==== Stored rows

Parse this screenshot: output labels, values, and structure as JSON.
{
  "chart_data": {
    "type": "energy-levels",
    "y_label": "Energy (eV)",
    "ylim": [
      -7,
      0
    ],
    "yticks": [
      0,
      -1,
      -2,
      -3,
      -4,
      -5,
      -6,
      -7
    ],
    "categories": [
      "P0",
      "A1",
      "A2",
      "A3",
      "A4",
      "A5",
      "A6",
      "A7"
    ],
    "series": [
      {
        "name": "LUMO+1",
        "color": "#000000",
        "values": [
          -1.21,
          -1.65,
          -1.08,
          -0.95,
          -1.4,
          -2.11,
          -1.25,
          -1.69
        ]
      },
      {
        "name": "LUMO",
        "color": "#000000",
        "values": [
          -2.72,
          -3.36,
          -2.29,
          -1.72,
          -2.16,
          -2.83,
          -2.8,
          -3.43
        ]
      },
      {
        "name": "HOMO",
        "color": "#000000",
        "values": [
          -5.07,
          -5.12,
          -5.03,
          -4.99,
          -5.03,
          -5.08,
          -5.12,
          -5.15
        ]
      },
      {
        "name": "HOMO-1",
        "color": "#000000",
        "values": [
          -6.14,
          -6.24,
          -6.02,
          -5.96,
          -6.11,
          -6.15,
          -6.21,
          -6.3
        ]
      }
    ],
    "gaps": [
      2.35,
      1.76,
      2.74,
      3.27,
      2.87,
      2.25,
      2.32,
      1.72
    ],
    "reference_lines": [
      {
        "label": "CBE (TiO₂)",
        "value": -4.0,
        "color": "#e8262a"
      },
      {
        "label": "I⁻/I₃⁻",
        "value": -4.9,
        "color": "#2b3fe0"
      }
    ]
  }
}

========

Return what is listed above, exactly and completely.

Parse this screenshot: output labels, values, and structure as JSON.
{
  "chart_data": {
    "type": "energy-levels",
    "y_label": "Energy (eV)",
    "ylim": [
      -7,
      0
    ],
    "yticks": [
      0,
      -1,
      -2,
      -3,
      -4,
      -5,
      -6,
      -7
    ],
    "categories": [
      "P0",
      "A1",
      "A2",
      "A3",
      "A4",
      "A5",
      "A6",
      "A7"
    ],
    "series": [
      {
        "name": "LUMO+1",
        "color": "#000000",
        "values": [
          -1.21,
          -1.65,
          -1.08,
          -0.95,
          -1.4,
          -2.11,
          -1.25,
          -1.69
        ]
      },
      {
        "name": "LUMO",
        "color": "#000000",
        "values": [
          -2.72,
          -3.36,
          -2.29,
          -1.72,
          -2.16,
          -2.83,
          -2.8,
          -3.43
        ]
      },
      {
        "name": "HOMO",
        "color": "#000000",
        "values": [
          -5.07,
          -5.12,
          -5.03,
          -4.99,
          -5.03,
          -5.08,
          -5.12,
          -5.15
        ]
      },
      {
        "name": "HOMO-1",
        "color": "#000000",
        "values": [
          -6.14,
          -6.24,
          -6.02,
          -5.96,
          -6.11,
          -6.15,
          -6.21,
          -6.3
        ]
      }
    ],
    "gaps": [
      2.35,
      1.76,
      2.74,
      3.27,
      2.87,
      2.25,
      2.32,
      1.72
    ],
    "reference_lines": [
      {
        "label": "CBE (TiO₂)",
        "value": -4.0,
        "color": "#e8262a"
      },
      {
        "label": "I⁻/I₃⁻",
        "value": -4.9,
        "color": "#2b3fe0"
      }
    ]
  }
}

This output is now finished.